Dataset items:
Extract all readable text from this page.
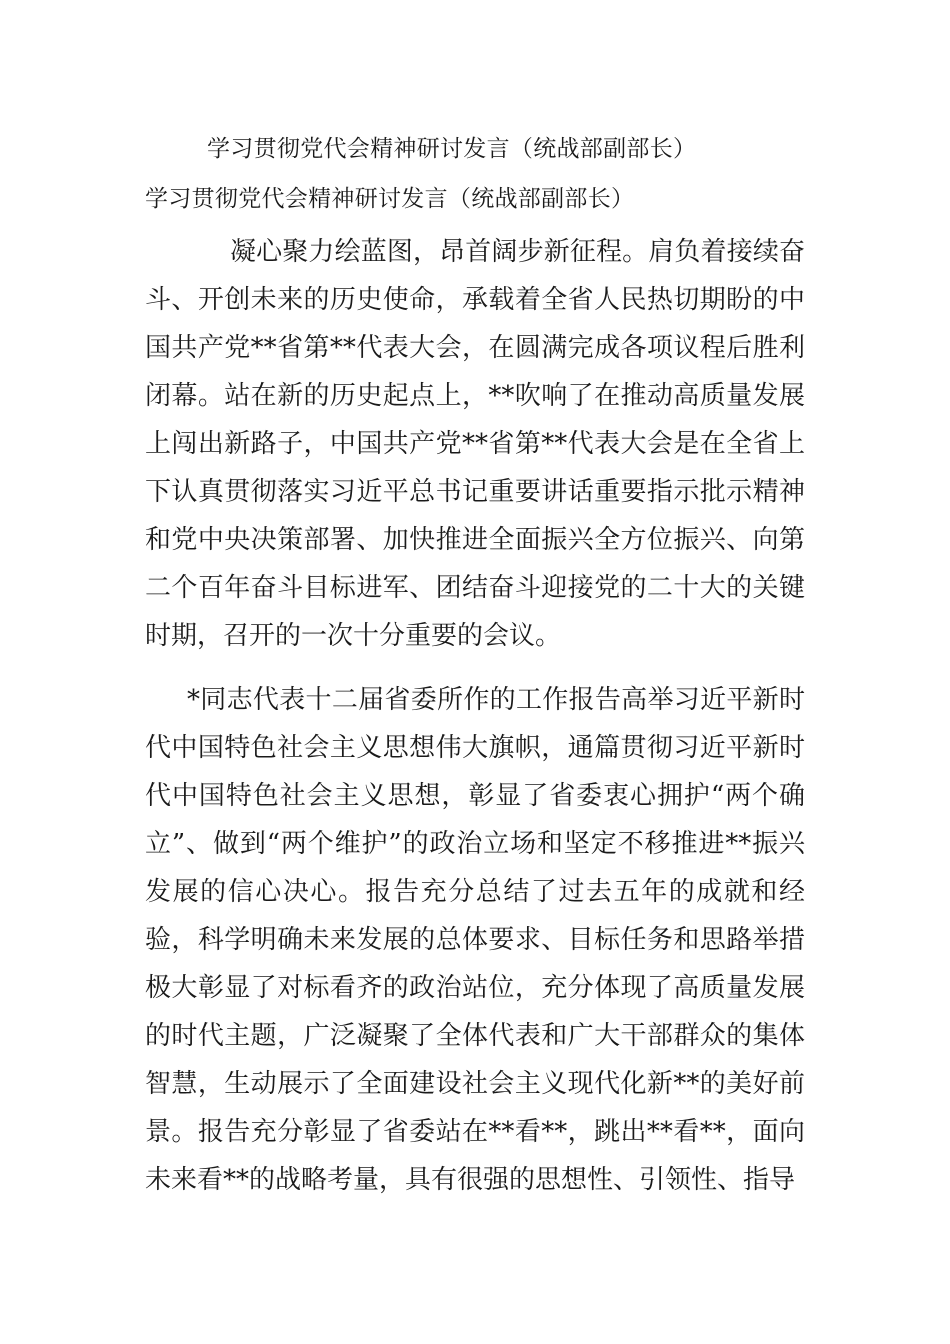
学习贯彻党代会精神研讨发言（统战部副部长）
学习贯彻党代会精神研讨发言（统战部副部长）

凝心聚力绘蓝图，昂首阔步新征程。肩负着接续奋斗、开创未来的历史使命，承载着全省人民热切期盼的中国共产党**省第**代表大会，在圆满完成各项议程后胜利闭幕。站在新的历史起点上，**吹响了在推动高质量发展上闯出新路子，中国共产党**省第**代表大会是在全省上下认真贯彻落实习近平总书记重要讲话重要指示批示精神和党中央决策部署、加快推进全面振兴全方位振兴、向第二个百年奋斗目标进军、团结奋斗迎接党的二十大的关键时期，召开的一次十分重要的会议。

*同志代表十二届省委所作的工作报告高举习近平新时代中国特色社会主义思想伟大旗帜，通篇贯彻习近平新时代中国特色社会主义思想，彰显了省委衷心拥护“两个确立”、做到“两个维护”的政治立场和坚定不移推进**振兴发展的信心决心。报告充分总结了过去五年的成就和经验，科学明确未来发展的总体要求、目标任务和思路举措极大彰显了对标看齐的政治站位，充分体现了高质量发展的时代主题，广泛凝聚了全体代表和广大干部群众的集体智慧，生动展示了全面建设社会主义现代化新**的美好前景。报告充分彰显了省委站在**看**，跳出**看**，面向未来看**的战略考量，具有很强的思想性、引领性、指导
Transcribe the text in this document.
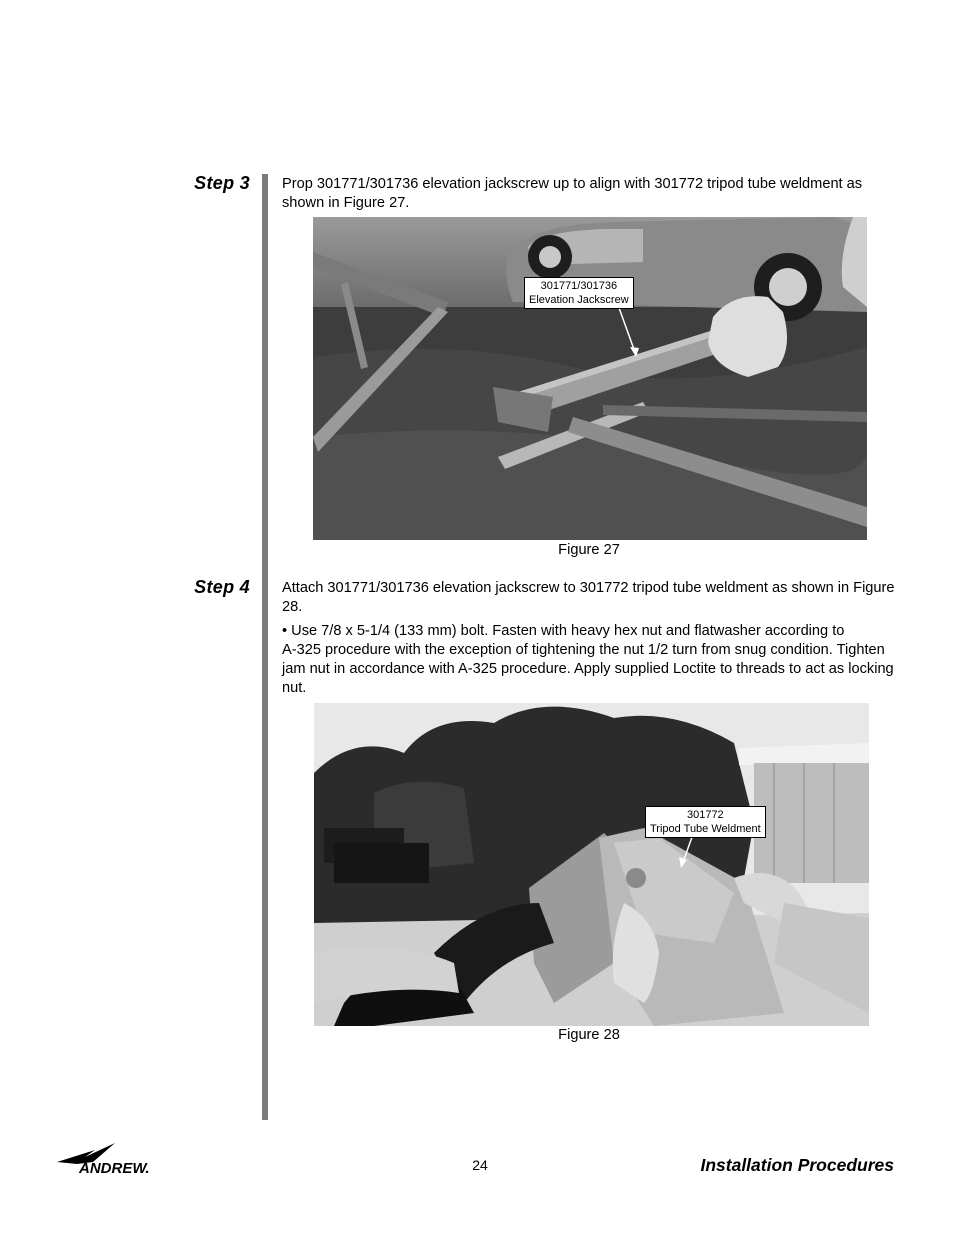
Step 3 Prop 301771/301736 elevation jackscrew up to align with 301772 tripod tube weldment as shown in Figure 27.

301771/301736
Elevation Jackscrew
Figure 27
Step 4 Attach 301771/301736 elevation jackscrew to 301772 tripod tube weldment as shown in Figure 28.

• Use 7/8 x 5-1/4 (133 mm) bolt. Fasten with heavy hex nut and flatwasher according to

A-325 procedure with the exception of tightening the nut 1/2 turn from snug condition. Tighten jam nut in accordance with A-325 procedure. Apply supplied Loctite to threads to act as locking nut.

301772
Tripod Tube Weldment
Figure 28
ANDREW.	24	Installation Procedures
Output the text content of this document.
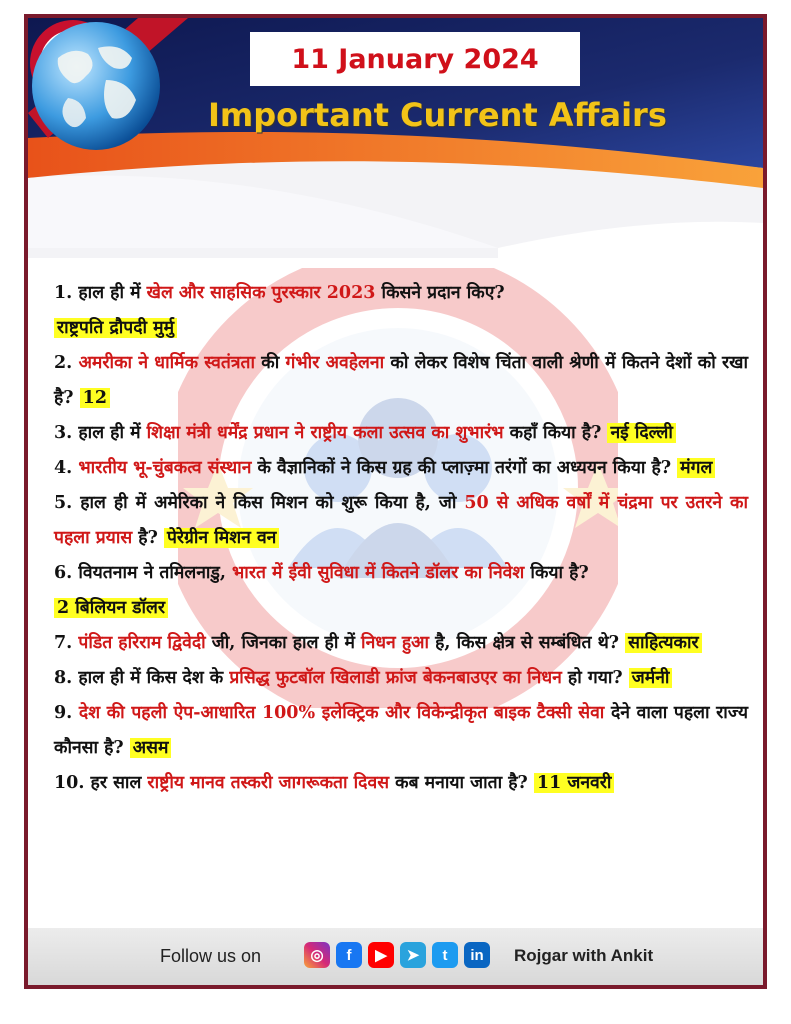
11 January 2024
Important Current Affairs

1. हाल ही में खेल और साहसिक पुरस्कार 2023 किसने प्रदान किए?
राष्ट्रपति द्रौपदी मुर्मु

2. अमरीका ने धार्मिक स्वतंत्रता की गंभीर अवहेलना को लेकर विशेष चिंता वाली श्रेणी में कितने देशों को रखा है? 12

3. हाल ही में शिक्षा मंत्री धर्मेंद्र प्रधान ने राष्ट्रीय कला उत्सव का शुभारंभ कहाँ किया है? नई दिल्ली

4. भारतीय भू-चुंबकत्व संस्थान के वैज्ञानिकों ने किस ग्रह की प्लाज़्मा तरंगों का अध्ययन किया है? मंगल

5. हाल ही में अमेरिका ने किस मिशन को शुरू किया है, जो 50 से अधिक वर्षों में चंद्रमा पर उतरने का पहला प्रयास है? पेरेग्रीन मिशन वन

6. वियतनाम ने तमिलनाडु, भारत में ईवी सुविधा में कितने डॉलर का निवेश किया है?
2 बिलियन डॉलर

7. पंडित हरिराम द्विवेदी जी, जिनका हाल ही में निधन हुआ है, किस क्षेत्र से सम्बंधित थे? साहित्यकार

8. हाल ही में किस देश के प्रसिद्ध फुटबॉल खिलाडी फ्रांज बेकनबाउएर का निधन हो गया? जर्मनी

9. देश की पहली ऐप-आधारित 100% इलेक्ट्रिक और विकेन्द्रीकृत बाइक टैक्सी सेवा देने वाला पहला राज्य कौनसा है? असम

10. हर साल राष्ट्रीय मानव तस्करी जागरूकता दिवस कब मनाया जाता है? 11 जनवरी

Follow us on	◎	f	▶	➤	t	in	Rojgar with Ankit
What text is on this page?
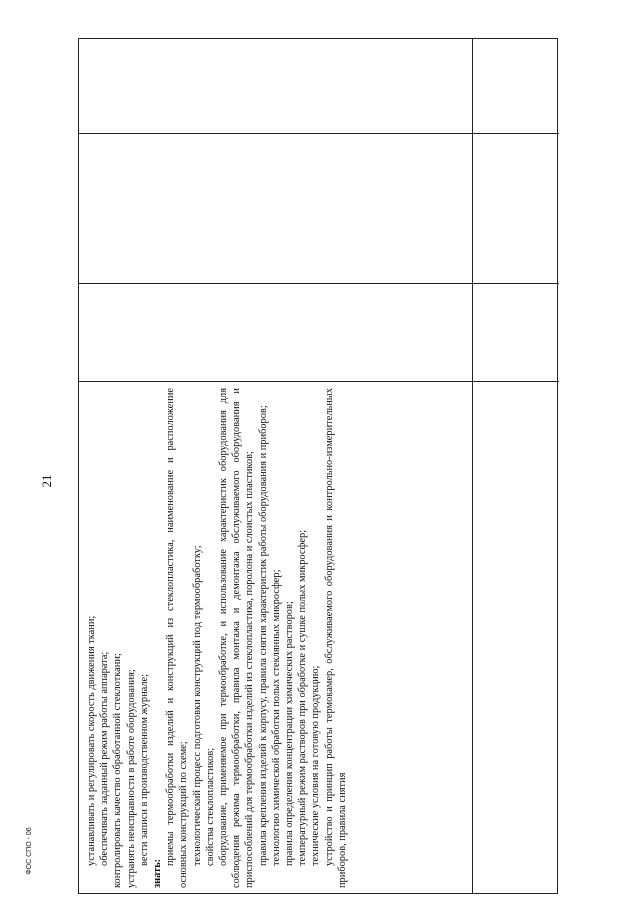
21
ФОС СПО - 06	устанавливать и регулировать скорость движения ткани; обеспечивать заданный режим работы аппарата; контролировать качество обработанной стеклоткани; устранять неисправности в работе оборудования; вести записи в производственном журнале;

знать:

приемы термообработки изделий и конструкций из стеклопластика, наименование и расположение основных конструкций по схеме; технологический процесс подготовки конструкций под термообработку; свойства стеклопластиков; оборудование, применяемое при термообработке, и использование характеристик оборудования для соблюдения режима термообработки, правила монтажа и демонтажа обслуживаемого оборудования и приспособлений для термообработки изделий из стеклопластика, поролона и слоистых пластиков; правила крепления изделий к корпусу, правила снятия характеристик работы оборудования и приборов; технологию химической обработки полых стеклянных микросфер; правила определения концентрации химических растворов; температурный режим растворов при обработке и сушке полых микросфер; технические условия на готовую продукцию; устройство и принцип работы термокамер, обслуживаемого оборудования и контрольно-измерительных приборов, правила снятия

Your task> Which lines include the word "from"? Copy every one of them.

Completed task>
Extract all readable text from this page.
A-325 procedure with the exception of tightening the nut 1/2 turn from snug condition. Tighten jam nut in accordance with A-325 procedure. Apply supplied Loctite to threads to act as locking nut.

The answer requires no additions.